Re: [PATCH v2 2/2] qemuProcessStop: Remove image metadata for running mirror jobs

Peter Krempa <pkrempa@xxxxxxxxxx> · Wed, 20 Nov 2019 15:22:58 +0100

On Wed, Nov 20, 2019 at 15:10:17 +0100, Michal Privoznik wrote:
> On 11/20/19 12:17 PM, Peter Krempa wrote:
> > On Tue, Nov 19, 2019 at 14:15:12 +0100, Michal Privoznik wrote:
> > > If user starts a blockcommit without --pivot or a blockcopy also
> > > without --pivot then we modify access for qemu on both images and
> > > leave it like that until pivot is executed. So far so good.
> > > Problem is, if user instead of issuing pivot calls destroy on the
> > > domain or if qemu dies whilst executing the block job. In this
> > > case we don't ever clear the access we granted at the beginning.
> > > To fix this, we need to mimic what block job code does for
> > > aborting a block job -> remove image metadata from disk->mirror
> > > and disk->src chains.
> > > 
> > > https://bugzilla.redhat.com/show_bug.cgi?id=1741456#c19
> > > 
> > > Signed-off-by: Michal Privoznik <mprivozn@xxxxxxxxxx>
> > > ---
> > > 
> > > Diff to v2:
> > > - updated commit message
> > > - do more remove - for disk->src chain too
> > > - put a comment about the importance of code placement
> > > 
> > >   src/qemu/qemu_process.c | 12 ++++++++++++
> > >   1 file changed, 12 insertions(+)
> > > 
> > > diff --git a/src/qemu/qemu_process.c b/src/qemu/qemu_process.c
> > > index 209d07cfe8..b9dd433f54 100644
> > > --- a/src/qemu/qemu_process.c
> > > +++ b/src/qemu/qemu_process.c
> > > @@ -7615,6 +7615,18 @@ void qemuProcessStop(virQEMUDriverPtr driver,
> > >       for (i = 0; i < vm->def->niothreadids; i++)

▶ [Information shown]:
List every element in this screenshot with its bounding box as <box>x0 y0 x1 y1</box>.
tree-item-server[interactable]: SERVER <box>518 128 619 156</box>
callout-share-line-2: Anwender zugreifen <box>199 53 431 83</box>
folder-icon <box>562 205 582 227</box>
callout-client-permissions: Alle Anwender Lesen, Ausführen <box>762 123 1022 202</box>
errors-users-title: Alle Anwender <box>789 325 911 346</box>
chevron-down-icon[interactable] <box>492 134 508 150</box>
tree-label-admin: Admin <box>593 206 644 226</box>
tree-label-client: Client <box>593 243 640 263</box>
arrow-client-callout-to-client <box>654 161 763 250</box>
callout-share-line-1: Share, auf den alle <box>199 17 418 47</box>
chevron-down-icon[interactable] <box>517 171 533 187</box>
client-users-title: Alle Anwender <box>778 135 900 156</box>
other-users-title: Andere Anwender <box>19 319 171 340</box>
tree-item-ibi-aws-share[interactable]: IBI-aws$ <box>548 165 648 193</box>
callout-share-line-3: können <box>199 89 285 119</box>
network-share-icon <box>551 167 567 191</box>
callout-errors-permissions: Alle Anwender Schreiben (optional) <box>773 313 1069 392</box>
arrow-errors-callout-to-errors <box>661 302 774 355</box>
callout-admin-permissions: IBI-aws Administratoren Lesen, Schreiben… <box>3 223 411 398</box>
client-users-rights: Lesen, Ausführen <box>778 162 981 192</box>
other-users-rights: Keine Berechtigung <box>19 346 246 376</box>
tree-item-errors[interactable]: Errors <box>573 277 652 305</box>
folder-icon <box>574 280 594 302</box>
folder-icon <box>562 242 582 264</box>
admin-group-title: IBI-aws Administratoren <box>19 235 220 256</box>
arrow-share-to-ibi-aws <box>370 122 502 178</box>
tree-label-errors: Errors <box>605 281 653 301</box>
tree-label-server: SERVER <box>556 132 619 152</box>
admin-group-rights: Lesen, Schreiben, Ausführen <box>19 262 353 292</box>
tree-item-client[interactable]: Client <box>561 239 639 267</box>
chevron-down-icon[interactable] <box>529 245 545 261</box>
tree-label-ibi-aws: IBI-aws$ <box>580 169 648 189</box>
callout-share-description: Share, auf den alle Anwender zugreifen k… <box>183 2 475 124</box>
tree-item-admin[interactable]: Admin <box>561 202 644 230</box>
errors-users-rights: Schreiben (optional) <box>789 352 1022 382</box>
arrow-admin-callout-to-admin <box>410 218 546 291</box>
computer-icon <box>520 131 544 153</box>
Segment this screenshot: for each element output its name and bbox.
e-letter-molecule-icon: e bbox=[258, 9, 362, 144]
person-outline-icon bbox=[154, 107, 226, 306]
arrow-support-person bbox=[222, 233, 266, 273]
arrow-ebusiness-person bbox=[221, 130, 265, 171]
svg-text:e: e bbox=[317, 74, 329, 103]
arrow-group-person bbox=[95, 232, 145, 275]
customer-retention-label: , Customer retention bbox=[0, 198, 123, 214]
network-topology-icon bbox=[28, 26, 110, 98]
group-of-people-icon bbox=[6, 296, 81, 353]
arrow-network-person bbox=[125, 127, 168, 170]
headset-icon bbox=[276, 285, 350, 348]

▶ [What you need to do]: Please rewrite the paragraph in the patch thread that begins "If user starts a blockcommit" as a short bulleted list that keeps its main facts.

▶ [Answer to this exercise]:
- A blockcommit or blockcopy started without --pivot changes qemu's access on both images, and that access stays until pivot is executed.
- If the user destroys the domain instead of issuing pivot, or qemu dies while the block job runs, the access granted at the start is never cleared.
- The fix mimics what block job code does when aborting a block job: it removes image metadata from the disk->mirror and disk->src chains.